Required action:
Copy each line from the records below in which the word "Höhe" is found.

═════ Information given ═════

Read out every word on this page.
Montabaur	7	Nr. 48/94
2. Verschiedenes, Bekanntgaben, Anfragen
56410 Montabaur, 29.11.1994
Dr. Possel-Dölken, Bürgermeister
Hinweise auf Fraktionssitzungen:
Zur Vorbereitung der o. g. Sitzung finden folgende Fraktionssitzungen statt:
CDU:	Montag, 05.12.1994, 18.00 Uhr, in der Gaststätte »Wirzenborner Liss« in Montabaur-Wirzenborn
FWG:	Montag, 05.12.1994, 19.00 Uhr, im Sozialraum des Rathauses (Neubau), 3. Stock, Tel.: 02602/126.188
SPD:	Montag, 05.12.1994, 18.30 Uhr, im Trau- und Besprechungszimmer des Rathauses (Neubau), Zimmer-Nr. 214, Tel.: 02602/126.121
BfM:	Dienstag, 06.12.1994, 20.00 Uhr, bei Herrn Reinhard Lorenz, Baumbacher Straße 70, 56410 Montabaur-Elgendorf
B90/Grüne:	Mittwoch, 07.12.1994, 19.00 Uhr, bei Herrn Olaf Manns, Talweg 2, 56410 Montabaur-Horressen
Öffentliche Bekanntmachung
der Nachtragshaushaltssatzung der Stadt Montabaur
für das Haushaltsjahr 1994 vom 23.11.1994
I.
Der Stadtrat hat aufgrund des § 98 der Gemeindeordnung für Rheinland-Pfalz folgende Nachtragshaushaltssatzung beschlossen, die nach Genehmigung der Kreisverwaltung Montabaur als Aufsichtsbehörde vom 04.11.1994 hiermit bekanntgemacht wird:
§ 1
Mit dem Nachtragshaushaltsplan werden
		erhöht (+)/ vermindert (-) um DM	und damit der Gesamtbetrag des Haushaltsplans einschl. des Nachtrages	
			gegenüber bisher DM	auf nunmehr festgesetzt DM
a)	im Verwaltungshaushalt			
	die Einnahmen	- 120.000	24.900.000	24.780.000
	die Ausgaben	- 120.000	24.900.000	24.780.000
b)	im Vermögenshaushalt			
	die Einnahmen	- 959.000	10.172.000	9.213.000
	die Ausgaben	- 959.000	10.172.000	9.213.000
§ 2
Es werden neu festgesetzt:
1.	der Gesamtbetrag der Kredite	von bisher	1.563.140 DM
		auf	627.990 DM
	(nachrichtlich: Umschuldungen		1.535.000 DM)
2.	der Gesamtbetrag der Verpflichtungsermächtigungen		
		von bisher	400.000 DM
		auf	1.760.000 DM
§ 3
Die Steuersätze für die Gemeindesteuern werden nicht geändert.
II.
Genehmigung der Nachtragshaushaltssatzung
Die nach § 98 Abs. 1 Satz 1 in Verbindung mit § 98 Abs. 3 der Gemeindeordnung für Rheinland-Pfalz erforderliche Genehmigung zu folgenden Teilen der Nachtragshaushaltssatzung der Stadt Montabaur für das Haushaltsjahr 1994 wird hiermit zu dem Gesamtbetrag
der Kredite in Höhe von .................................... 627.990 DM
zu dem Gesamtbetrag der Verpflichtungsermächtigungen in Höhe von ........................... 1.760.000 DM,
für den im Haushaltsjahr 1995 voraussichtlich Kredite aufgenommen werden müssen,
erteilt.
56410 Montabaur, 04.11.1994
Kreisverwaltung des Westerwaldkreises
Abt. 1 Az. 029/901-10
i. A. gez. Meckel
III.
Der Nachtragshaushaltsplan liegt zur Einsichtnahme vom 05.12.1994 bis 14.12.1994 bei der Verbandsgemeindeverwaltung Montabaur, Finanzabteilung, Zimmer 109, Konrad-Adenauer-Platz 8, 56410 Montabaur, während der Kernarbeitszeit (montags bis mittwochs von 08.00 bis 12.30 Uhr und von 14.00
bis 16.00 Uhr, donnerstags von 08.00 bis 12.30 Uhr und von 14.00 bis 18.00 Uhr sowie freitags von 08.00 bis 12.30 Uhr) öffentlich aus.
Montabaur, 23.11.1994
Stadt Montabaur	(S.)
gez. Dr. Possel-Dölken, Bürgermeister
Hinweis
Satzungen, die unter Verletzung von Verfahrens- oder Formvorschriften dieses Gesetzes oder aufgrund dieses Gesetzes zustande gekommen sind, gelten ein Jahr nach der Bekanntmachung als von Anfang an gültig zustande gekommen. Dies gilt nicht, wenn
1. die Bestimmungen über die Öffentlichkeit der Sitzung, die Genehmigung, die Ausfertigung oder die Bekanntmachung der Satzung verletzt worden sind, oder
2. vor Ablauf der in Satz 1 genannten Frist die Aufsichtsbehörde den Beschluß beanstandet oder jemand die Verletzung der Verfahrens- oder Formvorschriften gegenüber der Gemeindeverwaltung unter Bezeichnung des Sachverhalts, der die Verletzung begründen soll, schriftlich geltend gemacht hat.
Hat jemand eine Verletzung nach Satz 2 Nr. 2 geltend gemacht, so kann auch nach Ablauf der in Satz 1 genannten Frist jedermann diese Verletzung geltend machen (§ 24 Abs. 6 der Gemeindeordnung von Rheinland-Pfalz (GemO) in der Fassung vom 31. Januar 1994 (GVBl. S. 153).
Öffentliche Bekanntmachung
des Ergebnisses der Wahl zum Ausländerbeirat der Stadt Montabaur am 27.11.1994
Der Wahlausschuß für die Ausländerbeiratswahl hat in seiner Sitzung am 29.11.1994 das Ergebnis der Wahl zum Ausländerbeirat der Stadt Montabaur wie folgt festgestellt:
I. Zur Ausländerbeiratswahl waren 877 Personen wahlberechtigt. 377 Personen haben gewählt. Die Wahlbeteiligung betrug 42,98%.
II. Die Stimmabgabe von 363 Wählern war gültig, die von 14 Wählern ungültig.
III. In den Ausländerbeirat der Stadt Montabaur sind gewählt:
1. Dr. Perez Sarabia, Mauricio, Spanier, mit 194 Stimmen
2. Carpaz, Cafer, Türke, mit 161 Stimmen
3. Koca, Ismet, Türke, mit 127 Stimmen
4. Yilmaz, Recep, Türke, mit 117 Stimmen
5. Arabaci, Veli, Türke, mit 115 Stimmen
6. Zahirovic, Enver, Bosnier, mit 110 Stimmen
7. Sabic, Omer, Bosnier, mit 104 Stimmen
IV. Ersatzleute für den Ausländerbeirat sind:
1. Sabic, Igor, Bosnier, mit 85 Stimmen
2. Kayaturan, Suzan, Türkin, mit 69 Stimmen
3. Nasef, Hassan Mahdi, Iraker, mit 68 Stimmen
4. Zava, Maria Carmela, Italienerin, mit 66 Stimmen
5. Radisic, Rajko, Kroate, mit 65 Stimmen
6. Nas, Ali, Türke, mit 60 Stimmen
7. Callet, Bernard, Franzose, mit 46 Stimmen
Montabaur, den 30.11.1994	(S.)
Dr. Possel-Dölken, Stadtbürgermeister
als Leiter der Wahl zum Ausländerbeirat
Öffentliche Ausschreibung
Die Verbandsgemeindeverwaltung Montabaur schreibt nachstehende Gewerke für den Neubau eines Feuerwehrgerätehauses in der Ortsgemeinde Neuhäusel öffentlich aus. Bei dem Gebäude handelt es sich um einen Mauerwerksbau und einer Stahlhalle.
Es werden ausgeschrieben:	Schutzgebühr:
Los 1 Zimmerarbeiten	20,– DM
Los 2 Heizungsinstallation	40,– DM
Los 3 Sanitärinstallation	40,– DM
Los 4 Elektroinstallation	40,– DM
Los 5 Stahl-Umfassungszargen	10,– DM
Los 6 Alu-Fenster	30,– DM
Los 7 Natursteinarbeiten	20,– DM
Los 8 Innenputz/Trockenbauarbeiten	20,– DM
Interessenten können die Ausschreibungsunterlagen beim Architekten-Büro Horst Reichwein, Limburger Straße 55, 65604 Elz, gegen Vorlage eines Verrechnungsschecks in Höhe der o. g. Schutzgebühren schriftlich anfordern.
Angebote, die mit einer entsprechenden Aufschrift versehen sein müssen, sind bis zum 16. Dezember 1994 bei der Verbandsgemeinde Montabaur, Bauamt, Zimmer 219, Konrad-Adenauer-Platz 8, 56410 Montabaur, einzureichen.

═════

Task output:
der Kredite in Höhe von .................................... 627.990 DM
zu dem Gesamtbetrag der Verpflichtungsermächtigungen in Höhe von ........................... 1.760.000 DM,
Interessenten können die Ausschreibungsunterlagen beim Architekten-Büro Horst Reichwein, Limburger Straße 55, 65604 Elz, gegen Vorlage eines Verrechnungsschecks in Höhe der o. g. Schutzgebühren schriftlich anfordern.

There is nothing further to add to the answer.